[Set problem]: Please retype the listing below line for line, without changing a character, and leave the picture out of your answer.

★ ★ ★ ★ ★

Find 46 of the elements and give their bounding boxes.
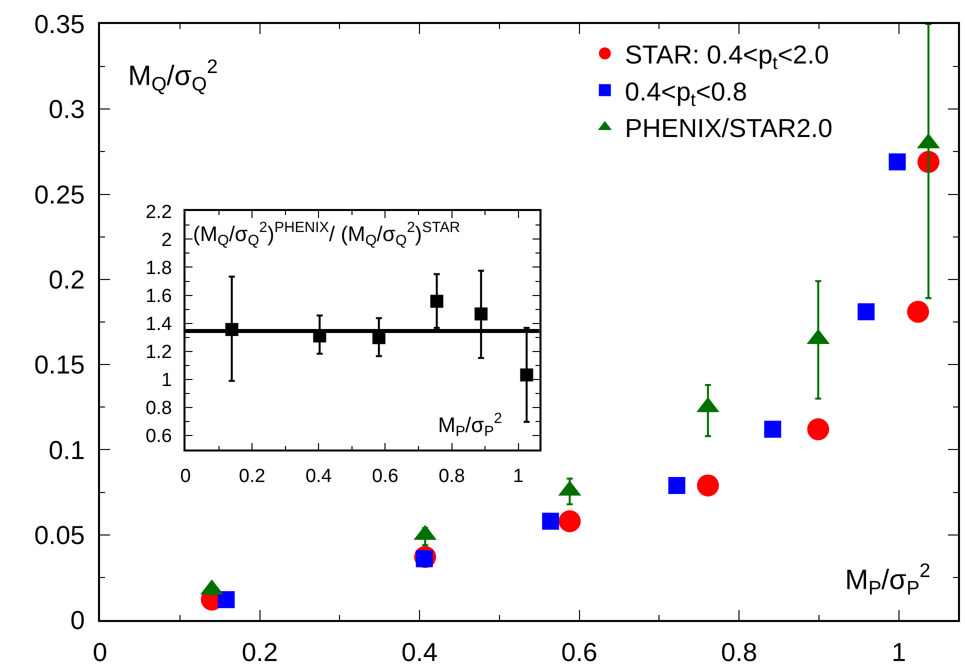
x-tick-label: 0.6 bbox=[372, 466, 398, 488]
text: (M$_{Q}$/σ$_{Q}$$^{2}$)$^{PHENIX}$/ (M$_{Q}$/σ$_{Q}$$^{2}$)$^{STAR}$ bbox=[193, 220, 460, 250]
y-tick-label: 1.4 bbox=[146, 314, 172, 335]
y-tick-label: 0.35 bbox=[34, 9, 85, 40]
x-tick-label: 0 bbox=[180, 466, 191, 488]
y-tick-label: 1.2 bbox=[146, 342, 172, 364]
point bbox=[558, 510, 581, 532]
point bbox=[520, 368, 534, 382]
x-tick-label: 0.4 bbox=[305, 466, 332, 488]
y-tick-label: 0.8 bbox=[146, 398, 172, 420]
legend-label: STAR: 0.4<p$_{t}$<2.0 bbox=[624, 40, 829, 73]
y-tick-label: 0.6 bbox=[146, 426, 172, 448]
y-tick-label: 0.25 bbox=[34, 179, 85, 210]
point bbox=[888, 153, 906, 170]
x-tick-label: 0 bbox=[92, 637, 108, 668]
y-tick-label: 1.6 bbox=[146, 286, 172, 307]
y-tick-label: 0.1 bbox=[48, 434, 85, 465]
point bbox=[218, 591, 235, 608]
x-tick-label: 0.2 bbox=[238, 466, 266, 488]
point bbox=[907, 300, 930, 323]
y-tick-label: 0.3 bbox=[48, 94, 85, 124]
point bbox=[474, 307, 488, 320]
y-tick-label: 0.05 bbox=[34, 520, 85, 550]
y-tick-label: 0.15 bbox=[34, 350, 85, 380]
x-tick-label: 0.2 bbox=[242, 637, 278, 668]
legend-label: PHENIX/STAR2.0 bbox=[624, 113, 832, 144]
x-tick-label: 0.8 bbox=[438, 466, 465, 488]
y-tick-label: 0 bbox=[70, 605, 85, 636]
point bbox=[542, 512, 560, 530]
point bbox=[764, 420, 782, 438]
legend-label: 0.4<p$_{t}$<0.8 bbox=[624, 76, 748, 110]
y-tick-label: 2.2 bbox=[146, 202, 172, 223]
y-tick-label: 1.8 bbox=[146, 258, 172, 279]
point bbox=[807, 418, 830, 440]
x-tick-label: 1 bbox=[513, 466, 524, 488]
point bbox=[668, 476, 686, 494]
y-tick-label: 2 bbox=[161, 230, 172, 251]
x-tick-label: 1 bbox=[892, 637, 906, 668]
x-tick-label: 0.4 bbox=[401, 637, 438, 668]
point bbox=[430, 294, 444, 308]
point bbox=[858, 303, 875, 320]
point bbox=[696, 474, 719, 496]
x-tick-label: 0.8 bbox=[721, 637, 758, 668]
y-tick-label: 0.2 bbox=[48, 264, 85, 295]
x-tick-label: 0.6 bbox=[561, 637, 598, 668]
y-tick-label: 1 bbox=[161, 370, 172, 392]
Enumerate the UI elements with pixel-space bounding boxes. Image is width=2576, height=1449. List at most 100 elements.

★ ★ ★ ★ ★

[Worked solution]:
Find 46 of the elements and give their bounding boxes.
x-tick-label: 0.6 bbox=[372, 466, 398, 488]
text: (M$_{Q}$/σ$_{Q}$$^{2}$)$^{PHENIX}$/ (M$_{Q}$/σ$_{Q}$$^{2}$)$^{STAR}$ bbox=[193, 220, 460, 250]
y-tick-label: 1.4 bbox=[146, 314, 172, 335]
y-tick-label: 0.35 bbox=[34, 9, 85, 40]
x-tick-label: 0 bbox=[180, 466, 191, 488]
y-tick-label: 1.2 bbox=[146, 342, 172, 364]
point bbox=[558, 510, 581, 532]
point bbox=[520, 368, 534, 382]
x-tick-label: 0.4 bbox=[305, 466, 332, 488]
y-tick-label: 0.8 bbox=[146, 398, 172, 420]
legend-label: STAR: 0.4<p$_{t}$<2.0 bbox=[624, 40, 829, 73]
y-tick-label: 0.6 bbox=[146, 426, 172, 448]
y-tick-label: 0.25 bbox=[34, 179, 85, 210]
point bbox=[888, 153, 906, 170]
x-tick-label: 0 bbox=[92, 637, 108, 668]
y-tick-label: 1.6 bbox=[146, 286, 172, 307]
y-tick-label: 0.1 bbox=[48, 434, 85, 465]
point bbox=[218, 591, 235, 608]
x-tick-label: 0.2 bbox=[238, 466, 266, 488]
point bbox=[907, 300, 930, 323]
y-tick-label: 0.3 bbox=[48, 94, 85, 124]
point bbox=[474, 307, 488, 320]
y-tick-label: 0.05 bbox=[34, 520, 85, 550]
y-tick-label: 0.15 bbox=[34, 350, 85, 380]
x-tick-label: 0.2 bbox=[242, 637, 278, 668]
legend-label: PHENIX/STAR2.0 bbox=[624, 113, 832, 144]
x-tick-label: 0.8 bbox=[438, 466, 465, 488]
y-tick-label: 0 bbox=[70, 605, 85, 636]
point bbox=[542, 512, 560, 530]
point bbox=[764, 420, 782, 438]
legend-label: 0.4<p$_{t}$<0.8 bbox=[624, 76, 748, 110]
y-tick-label: 2.2 bbox=[146, 202, 172, 223]
y-tick-label: 1.8 bbox=[146, 258, 172, 279]
point bbox=[807, 418, 830, 440]
x-tick-label: 1 bbox=[513, 466, 524, 488]
point bbox=[668, 476, 686, 494]
y-tick-label: 2 bbox=[161, 230, 172, 251]
x-tick-label: 1 bbox=[892, 637, 906, 668]
x-tick-label: 0.4 bbox=[401, 637, 438, 668]
point bbox=[430, 294, 444, 308]
point bbox=[858, 303, 875, 320]
point bbox=[696, 474, 719, 496]
x-tick-label: 0.8 bbox=[721, 637, 758, 668]
y-tick-label: 0.2 bbox=[48, 264, 85, 295]
x-tick-label: 0.6 bbox=[561, 637, 598, 668]
y-tick-label: 1 bbox=[161, 370, 172, 392]
Enumerate the UI elements with pixel-space bounding boxes. Image is width=2576, height=1449. List at most 100 elements.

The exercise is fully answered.